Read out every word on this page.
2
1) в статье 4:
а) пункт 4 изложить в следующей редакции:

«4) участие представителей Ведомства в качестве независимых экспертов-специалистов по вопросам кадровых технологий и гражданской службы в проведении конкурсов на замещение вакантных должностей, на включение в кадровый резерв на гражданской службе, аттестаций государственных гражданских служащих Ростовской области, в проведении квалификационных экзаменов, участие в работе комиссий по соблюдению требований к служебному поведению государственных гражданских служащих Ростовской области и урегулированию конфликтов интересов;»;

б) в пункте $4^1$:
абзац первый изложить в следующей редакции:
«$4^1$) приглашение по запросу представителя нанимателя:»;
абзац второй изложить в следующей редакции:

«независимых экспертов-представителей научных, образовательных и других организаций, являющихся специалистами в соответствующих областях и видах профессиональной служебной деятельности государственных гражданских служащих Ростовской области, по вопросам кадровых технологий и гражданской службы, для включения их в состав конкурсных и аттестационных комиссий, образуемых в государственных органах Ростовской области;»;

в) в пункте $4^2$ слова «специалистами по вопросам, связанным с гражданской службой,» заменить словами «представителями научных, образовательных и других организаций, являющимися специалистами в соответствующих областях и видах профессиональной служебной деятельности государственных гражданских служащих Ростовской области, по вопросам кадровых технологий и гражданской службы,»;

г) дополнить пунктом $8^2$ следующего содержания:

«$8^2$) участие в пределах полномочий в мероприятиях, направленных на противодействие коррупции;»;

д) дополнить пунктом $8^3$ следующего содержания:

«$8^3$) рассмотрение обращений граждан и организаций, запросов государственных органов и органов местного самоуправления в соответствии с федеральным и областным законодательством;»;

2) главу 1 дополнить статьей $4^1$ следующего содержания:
★ ★ ★
→ **Short problem**:
Find how many lines of the material carry the string "пунктом". Only the number should be in the answer.

→ **Written answer**:
2